[Data listing]

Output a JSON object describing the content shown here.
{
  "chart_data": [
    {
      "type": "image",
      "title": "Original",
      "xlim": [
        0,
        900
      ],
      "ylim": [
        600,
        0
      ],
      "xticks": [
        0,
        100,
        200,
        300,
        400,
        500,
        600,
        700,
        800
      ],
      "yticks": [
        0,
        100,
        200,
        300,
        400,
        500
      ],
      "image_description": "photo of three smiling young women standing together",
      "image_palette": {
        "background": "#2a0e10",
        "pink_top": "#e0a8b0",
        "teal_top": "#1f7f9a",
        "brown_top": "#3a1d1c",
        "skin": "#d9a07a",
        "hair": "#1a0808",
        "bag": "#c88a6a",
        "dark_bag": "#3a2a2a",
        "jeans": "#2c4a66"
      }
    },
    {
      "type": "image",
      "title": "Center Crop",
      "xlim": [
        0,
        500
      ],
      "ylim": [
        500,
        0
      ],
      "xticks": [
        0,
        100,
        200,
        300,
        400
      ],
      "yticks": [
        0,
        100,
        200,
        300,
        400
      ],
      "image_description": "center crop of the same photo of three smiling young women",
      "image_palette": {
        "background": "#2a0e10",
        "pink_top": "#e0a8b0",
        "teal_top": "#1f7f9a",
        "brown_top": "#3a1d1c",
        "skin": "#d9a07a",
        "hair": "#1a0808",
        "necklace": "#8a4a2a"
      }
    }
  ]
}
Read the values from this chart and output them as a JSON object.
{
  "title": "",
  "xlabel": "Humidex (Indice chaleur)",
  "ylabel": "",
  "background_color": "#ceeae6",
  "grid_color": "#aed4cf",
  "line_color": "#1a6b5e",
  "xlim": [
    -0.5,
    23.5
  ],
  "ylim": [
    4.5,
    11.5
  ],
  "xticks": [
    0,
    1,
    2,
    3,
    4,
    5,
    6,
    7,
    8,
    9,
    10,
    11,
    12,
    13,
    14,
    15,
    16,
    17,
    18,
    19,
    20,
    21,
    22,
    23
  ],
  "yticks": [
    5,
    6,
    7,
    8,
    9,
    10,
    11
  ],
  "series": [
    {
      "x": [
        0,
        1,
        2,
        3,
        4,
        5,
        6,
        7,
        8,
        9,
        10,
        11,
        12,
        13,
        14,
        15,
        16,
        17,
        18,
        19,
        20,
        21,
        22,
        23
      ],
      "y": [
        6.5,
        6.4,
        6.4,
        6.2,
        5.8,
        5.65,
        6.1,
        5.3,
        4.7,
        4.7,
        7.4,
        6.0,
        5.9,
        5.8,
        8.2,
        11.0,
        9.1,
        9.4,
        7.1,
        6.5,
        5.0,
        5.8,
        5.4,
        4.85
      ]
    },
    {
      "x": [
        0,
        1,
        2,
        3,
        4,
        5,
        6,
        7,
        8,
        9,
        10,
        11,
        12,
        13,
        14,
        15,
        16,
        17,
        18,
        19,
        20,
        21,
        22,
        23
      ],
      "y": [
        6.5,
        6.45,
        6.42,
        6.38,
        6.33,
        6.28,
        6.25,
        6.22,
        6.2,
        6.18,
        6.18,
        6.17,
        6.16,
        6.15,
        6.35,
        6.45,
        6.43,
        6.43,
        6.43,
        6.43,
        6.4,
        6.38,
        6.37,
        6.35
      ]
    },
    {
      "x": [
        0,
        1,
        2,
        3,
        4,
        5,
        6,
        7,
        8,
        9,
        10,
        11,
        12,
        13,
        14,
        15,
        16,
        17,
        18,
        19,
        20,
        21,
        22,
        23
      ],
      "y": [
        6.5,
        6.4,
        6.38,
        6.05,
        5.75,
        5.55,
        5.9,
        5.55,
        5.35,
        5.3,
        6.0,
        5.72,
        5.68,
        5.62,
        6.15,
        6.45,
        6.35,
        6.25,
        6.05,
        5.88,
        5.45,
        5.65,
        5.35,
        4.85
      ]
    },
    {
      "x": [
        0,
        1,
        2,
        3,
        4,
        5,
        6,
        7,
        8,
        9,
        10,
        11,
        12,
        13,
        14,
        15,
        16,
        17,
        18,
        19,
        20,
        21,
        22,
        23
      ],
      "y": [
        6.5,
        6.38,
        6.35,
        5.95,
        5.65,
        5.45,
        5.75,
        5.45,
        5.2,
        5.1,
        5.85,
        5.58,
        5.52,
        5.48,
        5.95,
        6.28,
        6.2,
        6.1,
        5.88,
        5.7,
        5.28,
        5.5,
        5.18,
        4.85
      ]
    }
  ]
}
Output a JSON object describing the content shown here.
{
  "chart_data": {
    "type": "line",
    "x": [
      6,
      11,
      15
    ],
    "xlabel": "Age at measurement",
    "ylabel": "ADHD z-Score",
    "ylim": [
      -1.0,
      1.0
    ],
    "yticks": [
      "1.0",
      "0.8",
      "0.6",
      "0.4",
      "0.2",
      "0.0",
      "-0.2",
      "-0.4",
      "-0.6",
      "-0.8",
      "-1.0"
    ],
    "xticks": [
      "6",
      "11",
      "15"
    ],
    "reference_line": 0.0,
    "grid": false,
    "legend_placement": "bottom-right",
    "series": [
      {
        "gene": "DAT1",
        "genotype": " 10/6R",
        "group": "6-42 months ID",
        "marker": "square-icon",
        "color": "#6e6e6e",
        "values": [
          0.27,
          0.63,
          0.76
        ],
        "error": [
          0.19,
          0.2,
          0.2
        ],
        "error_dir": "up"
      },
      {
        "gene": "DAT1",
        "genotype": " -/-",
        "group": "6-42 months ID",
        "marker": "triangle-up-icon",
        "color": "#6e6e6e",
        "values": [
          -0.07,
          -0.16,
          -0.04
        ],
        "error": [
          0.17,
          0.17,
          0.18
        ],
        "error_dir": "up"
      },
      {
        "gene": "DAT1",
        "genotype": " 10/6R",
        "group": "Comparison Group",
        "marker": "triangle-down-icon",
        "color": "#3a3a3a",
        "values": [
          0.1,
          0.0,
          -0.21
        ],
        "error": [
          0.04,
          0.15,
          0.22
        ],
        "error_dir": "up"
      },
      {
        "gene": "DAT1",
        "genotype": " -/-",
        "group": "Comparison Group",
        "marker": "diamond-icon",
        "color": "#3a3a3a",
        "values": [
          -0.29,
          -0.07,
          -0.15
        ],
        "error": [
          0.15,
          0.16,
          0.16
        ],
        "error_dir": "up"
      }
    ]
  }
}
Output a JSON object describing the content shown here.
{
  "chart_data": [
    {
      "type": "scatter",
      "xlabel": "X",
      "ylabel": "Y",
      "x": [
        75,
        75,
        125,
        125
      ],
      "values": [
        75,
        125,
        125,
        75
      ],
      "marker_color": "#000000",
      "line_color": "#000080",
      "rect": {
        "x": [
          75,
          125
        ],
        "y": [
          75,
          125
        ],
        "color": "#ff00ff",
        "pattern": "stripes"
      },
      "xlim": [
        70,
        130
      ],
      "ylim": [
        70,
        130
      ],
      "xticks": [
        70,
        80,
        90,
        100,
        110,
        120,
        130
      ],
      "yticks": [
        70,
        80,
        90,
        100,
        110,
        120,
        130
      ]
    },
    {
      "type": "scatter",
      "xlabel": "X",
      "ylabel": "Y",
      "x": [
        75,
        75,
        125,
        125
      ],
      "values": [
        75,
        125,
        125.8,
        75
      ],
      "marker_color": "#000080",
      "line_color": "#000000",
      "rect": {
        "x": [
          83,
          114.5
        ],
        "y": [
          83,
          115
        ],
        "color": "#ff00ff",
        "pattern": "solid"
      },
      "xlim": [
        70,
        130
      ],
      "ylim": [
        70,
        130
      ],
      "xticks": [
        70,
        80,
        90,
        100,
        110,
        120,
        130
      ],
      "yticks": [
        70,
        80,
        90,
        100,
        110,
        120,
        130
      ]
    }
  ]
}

● TASK BRIEF
Above are some records; extract every one of them exactly.

● WORKED ANSWER
Output a JSON object describing the content shown here.
{
  "chart_data": [
    {
      "type": "image",
      "title": "Original",
      "xlim": [
        0,
        900
      ],
      "ylim": [
        600,
        0
      ],
      "xticks": [
        0,
        100,
        200,
        300,
        400,
        500,
        600,
        700,
        800
      ],
      "yticks": [
        0,
        100,
        200,
        300,
        400,
        500
      ],
      "image_description": "photo of three smiling young women standing together",
      "image_palette": {
        "background": "#2a0e10",
        "pink_top": "#e0a8b0",
        "teal_top": "#1f7f9a",
        "brown_top": "#3a1d1c",
        "skin": "#d9a07a",
        "hair": "#1a0808",
        "bag": "#c88a6a",
        "dark_bag": "#3a2a2a",
        "jeans": "#2c4a66"
      }
    },
    {
      "type": "image",
      "title": "Center Crop",
      "xlim": [
        0,
        500
      ],
      "ylim": [
        500,
        0
      ],
      "xticks": [
        0,
        100,
        200,
        300,
        400
      ],
      "yticks": [
        0,
        100,
        200,
        300,
        400
      ],
      "image_description": "center crop of the same photo of three smiling young women",
      "image_palette": {
        "background": "#2a0e10",
        "pink_top": "#e0a8b0",
        "teal_top": "#1f7f9a",
        "brown_top": "#3a1d1c",
        "skin": "#d9a07a",
        "hair": "#1a0808",
        "necklace": "#8a4a2a"
      }
    }
  ]
}
Read the values from this chart and output them as a JSON object.
{
  "title": "",
  "xlabel": "Humidex (Indice chaleur)",
  "ylabel": "",
  "background_color": "#ceeae6",
  "grid_color": "#aed4cf",
  "line_color": "#1a6b5e",
  "xlim": [
    -0.5,
    23.5
  ],
  "ylim": [
    4.5,
    11.5
  ],
  "xticks": [
    0,
    1,
    2,
    3,
    4,
    5,
    6,
    7,
    8,
    9,
    10,
    11,
    12,
    13,
    14,
    15,
    16,
    17,
    18,
    19,
    20,
    21,
    22,
    23
  ],
  "yticks": [
    5,
    6,
    7,
    8,
    9,
    10,
    11
  ],
  "series": [
    {
      "x": [
        0,
        1,
        2,
        3,
        4,
        5,
        6,
        7,
        8,
        9,
        10,
        11,
        12,
        13,
        14,
        15,
        16,
        17,
        18,
        19,
        20,
        21,
        22,
        23
      ],
      "y": [
        6.5,
        6.4,
        6.4,
        6.2,
        5.8,
        5.65,
        6.1,
        5.3,
        4.7,
        4.7,
        7.4,
        6.0,
        5.9,
        5.8,
        8.2,
        11.0,
        9.1,
        9.4,
        7.1,
        6.5,
        5.0,
        5.8,
        5.4,
        4.85
      ]
    },
    {
      "x": [
        0,
        1,
        2,
        3,
        4,
        5,
        6,
        7,
        8,
        9,
        10,
        11,
        12,
        13,
        14,
        15,
        16,
        17,
        18,
        19,
        20,
        21,
        22,
        23
      ],
      "y": [
        6.5,
        6.45,
        6.42,
        6.38,
        6.33,
        6.28,
        6.25,
        6.22,
        6.2,
        6.18,
        6.18,
        6.17,
        6.16,
        6.15,
        6.35,
        6.45,
        6.43,
        6.43,
        6.43,
        6.43,
        6.4,
        6.38,
        6.37,
        6.35
      ]
    },
    {
      "x": [
        0,
        1,
        2,
        3,
        4,
        5,
        6,
        7,
        8,
        9,
        10,
        11,
        12,
        13,
        14,
        15,
        16,
        17,
        18,
        19,
        20,
        21,
        22,
        23
      ],
      "y": [
        6.5,
        6.4,
        6.38,
        6.05,
        5.75,
        5.55,
        5.9,
        5.55,
        5.35,
        5.3,
        6.0,
        5.72,
        5.68,
        5.62,
        6.15,
        6.45,
        6.35,
        6.25,
        6.05,
        5.88,
        5.45,
        5.65,
        5.35,
        4.85
      ]
    },
    {
      "x": [
        0,
        1,
        2,
        3,
        4,
        5,
        6,
        7,
        8,
        9,
        10,
        11,
        12,
        13,
        14,
        15,
        16,
        17,
        18,
        19,
        20,
        21,
        22,
        23
      ],
      "y": [
        6.5,
        6.38,
        6.35,
        5.95,
        5.65,
        5.45,
        5.75,
        5.45,
        5.2,
        5.1,
        5.85,
        5.58,
        5.52,
        5.48,
        5.95,
        6.28,
        6.2,
        6.1,
        5.88,
        5.7,
        5.28,
        5.5,
        5.18,
        4.85
      ]
    }
  ]
}
Output a JSON object describing the content shown here.
{
  "chart_data": {
    "type": "line",
    "x": [
      6,
      11,
      15
    ],
    "xlabel": "Age at measurement",
    "ylabel": "ADHD z-Score",
    "ylim": [
      -1.0,
      1.0
    ],
    "yticks": [
      "1.0",
      "0.8",
      "0.6",
      "0.4",
      "0.2",
      "0.0",
      "-0.2",
      "-0.4",
      "-0.6",
      "-0.8",
      "-1.0"
    ],
    "xticks": [
      "6",
      "11",
      "15"
    ],
    "reference_line": 0.0,
    "grid": false,
    "legend_placement": "bottom-right",
    "series": [
      {
        "gene": "DAT1",
        "genotype": " 10/6R",
        "group": "6-42 months ID",
        "marker": "square-icon",
        "color": "#6e6e6e",
        "values": [
          0.27,
          0.63,
          0.76
        ],
        "error": [
          0.19,
          0.2,
          0.2
        ],
        "error_dir": "up"
      },
      {
        "gene": "DAT1",
        "genotype": " -/-",
        "group": "6-42 months ID",
        "marker": "triangle-up-icon",
        "color": "#6e6e6e",
        "values": [
          -0.07,
          -0.16,
          -0.04
        ],
        "error": [
          0.17,
          0.17,
          0.18
        ],
        "error_dir": "up"
      },
      {
        "gene": "DAT1",
        "genotype": " 10/6R",
        "group": "Comparison Group",
        "marker": "triangle-down-icon",
        "color": "#3a3a3a",
        "values": [
          0.1,
          0.0,
          -0.21
        ],
        "error": [
          0.04,
          0.15,
          0.22
        ],
        "error_dir": "up"
      },
      {
        "gene": "DAT1",
        "genotype": " -/-",
        "group": "Comparison Group",
        "marker": "diamond-icon",
        "color": "#3a3a3a",
        "values": [
          -0.29,
          -0.07,
          -0.15
        ],
        "error": [
          0.15,
          0.16,
          0.16
        ],
        "error_dir": "up"
      }
    ]
  }
}
Output a JSON object describing the content shown here.
{
  "chart_data": [
    {
      "type": "scatter",
      "xlabel": "X",
      "ylabel": "Y",
      "x": [
        75,
        75,
        125,
        125
      ],
      "values": [
        75,
        125,
        125,
        75
      ],
      "marker_color": "#000000",
      "line_color": "#000080",
      "rect": {
        "x": [
          75,
          125
        ],
        "y": [
          75,
          125
        ],
        "color": "#ff00ff",
        "pattern": "stripes"
      },
      "xlim": [
        70,
        130
      ],
      "ylim": [
        70,
        130
      ],
      "xticks": [
        70,
        80,
        90,
        100,
        110,
        120,
        130
      ],
      "yticks": [
        70,
        80,
        90,
        100,
        110,
        120,
        130
      ]
    },
    {
      "type": "scatter",
      "xlabel": "X",
      "ylabel": "Y",
      "x": [
        75,
        75,
        125,
        125
      ],
      "values": [
        75,
        125,
        125.8,
        75
      ],
      "marker_color": "#000080",
      "line_color": "#000000",
      "rect": {
        "x": [
          83,
          114.5
        ],
        "y": [
          83,
          115
        ],
        "color": "#ff00ff",
        "pattern": "solid"
      },
      "xlim": [
        70,
        130
      ],
      "ylim": [
        70,
        130
      ],
      "xticks": [
        70,
        80,
        90,
        100,
        110,
        120,
        130
      ],
      "yticks": [
        70,
        80,
        90,
        100,
        110,
        120,
        130
      ]
    }
  ]
}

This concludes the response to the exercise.